**The request**
Take the entries below and print all of them exactly, please.

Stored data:
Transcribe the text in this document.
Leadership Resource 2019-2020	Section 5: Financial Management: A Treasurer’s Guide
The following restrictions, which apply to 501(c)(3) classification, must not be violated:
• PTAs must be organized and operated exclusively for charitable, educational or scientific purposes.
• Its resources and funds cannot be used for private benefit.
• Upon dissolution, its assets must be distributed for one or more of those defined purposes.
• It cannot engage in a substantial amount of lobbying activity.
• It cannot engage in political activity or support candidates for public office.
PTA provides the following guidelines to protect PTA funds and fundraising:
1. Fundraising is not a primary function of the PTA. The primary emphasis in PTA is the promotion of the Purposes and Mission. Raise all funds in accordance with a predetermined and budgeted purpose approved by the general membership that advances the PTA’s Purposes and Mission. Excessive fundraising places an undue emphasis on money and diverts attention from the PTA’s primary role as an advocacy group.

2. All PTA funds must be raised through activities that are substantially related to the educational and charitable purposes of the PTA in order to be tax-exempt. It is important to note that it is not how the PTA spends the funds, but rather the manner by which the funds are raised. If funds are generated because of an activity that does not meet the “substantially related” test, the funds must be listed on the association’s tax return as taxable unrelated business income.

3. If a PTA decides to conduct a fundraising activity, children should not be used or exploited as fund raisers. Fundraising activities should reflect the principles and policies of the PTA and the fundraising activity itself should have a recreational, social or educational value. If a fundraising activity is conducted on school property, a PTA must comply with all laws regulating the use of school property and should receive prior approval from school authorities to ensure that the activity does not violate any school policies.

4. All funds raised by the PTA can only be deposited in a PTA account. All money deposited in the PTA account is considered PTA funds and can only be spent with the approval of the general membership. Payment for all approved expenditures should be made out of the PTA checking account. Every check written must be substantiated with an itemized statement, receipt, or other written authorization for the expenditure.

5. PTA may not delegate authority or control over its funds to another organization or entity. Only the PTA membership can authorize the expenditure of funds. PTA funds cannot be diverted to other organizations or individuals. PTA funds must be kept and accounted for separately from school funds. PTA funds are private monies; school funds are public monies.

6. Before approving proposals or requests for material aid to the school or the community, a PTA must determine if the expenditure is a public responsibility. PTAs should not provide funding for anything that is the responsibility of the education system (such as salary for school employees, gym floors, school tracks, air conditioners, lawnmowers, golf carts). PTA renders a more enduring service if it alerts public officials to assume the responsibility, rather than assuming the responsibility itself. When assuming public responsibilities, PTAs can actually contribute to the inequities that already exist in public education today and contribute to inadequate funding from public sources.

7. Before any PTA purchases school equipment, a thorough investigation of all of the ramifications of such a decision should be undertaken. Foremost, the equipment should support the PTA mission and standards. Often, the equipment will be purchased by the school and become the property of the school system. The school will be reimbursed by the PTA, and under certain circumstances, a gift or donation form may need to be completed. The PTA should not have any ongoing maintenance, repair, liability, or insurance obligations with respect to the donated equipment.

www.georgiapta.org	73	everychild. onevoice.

**The reply**
Transcribe the text in this document.
Leadership Resource 2019-2020	Section 5: Financial Management: A Treasurer’s Guide
The following restrictions, which apply to 501(c)(3) classification, must not be violated:
• PTAs must be organized and operated exclusively for charitable, educational or scientific purposes.
• Its resources and funds cannot be used for private benefit.
• Upon dissolution, its assets must be distributed for one or more of those defined purposes.
• It cannot engage in a substantial amount of lobbying activity.
• It cannot engage in political activity or support candidates for public office.
PTA provides the following guidelines to protect PTA funds and fundraising:
1. Fundraising is not a primary function of the PTA. The primary emphasis in PTA is the promotion of the Purposes and Mission. Raise all funds in accordance with a predetermined and budgeted purpose approved by the general membership that advances the PTA’s Purposes and Mission. Excessive fundraising places an undue emphasis on money and diverts attention from the PTA’s primary role as an advocacy group.

2. All PTA funds must be raised through activities that are substantially related to the educational and charitable purposes of the PTA in order to be tax-exempt. It is important to note that it is not how the PTA spends the funds, but rather the manner by which the funds are raised. If funds are generated because of an activity that does not meet the “substantially related” test, the funds must be listed on the association’s tax return as taxable unrelated business income.

3. If a PTA decides to conduct a fundraising activity, children should not be used or exploited as fund raisers. Fundraising activities should reflect the principles and policies of the PTA and the fundraising activity itself should have a recreational, social or educational value. If a fundraising activity is conducted on school property, a PTA must comply with all laws regulating the use of school property and should receive prior approval from school authorities to ensure that the activity does not violate any school policies.

4. All funds raised by the PTA can only be deposited in a PTA account. All money deposited in the PTA account is considered PTA funds and can only be spent with the approval of the general membership. Payment for all approved expenditures should be made out of the PTA checking account. Every check written must be substantiated with an itemized statement, receipt, or other written authorization for the expenditure.

5. PTA may not delegate authority or control over its funds to another organization or entity. Only the PTA membership can authorize the expenditure of funds. PTA funds cannot be diverted to other organizations or individuals. PTA funds must be kept and accounted for separately from school funds. PTA funds are private monies; school funds are public monies.

6. Before approving proposals or requests for material aid to the school or the community, a PTA must determine if the expenditure is a public responsibility. PTAs should not provide funding for anything that is the responsibility of the education system (such as salary for school employees, gym floors, school tracks, air conditioners, lawnmowers, golf carts). PTA renders a more enduring service if it alerts public officials to assume the responsibility, rather than assuming the responsibility itself. When assuming public responsibilities, PTAs can actually contribute to the inequities that already exist in public education today and contribute to inadequate funding from public sources.

7. Before any PTA purchases school equipment, a thorough investigation of all of the ramifications of such a decision should be undertaken. Foremost, the equipment should support the PTA mission and standards. Often, the equipment will be purchased by the school and become the property of the school system. The school will be reimbursed by the PTA, and under certain circumstances, a gift or donation form may need to be completed. The PTA should not have any ongoing maintenance, repair, liability, or insurance obligations with respect to the donated equipment.

www.georgiapta.org	73	everychild. onevoice.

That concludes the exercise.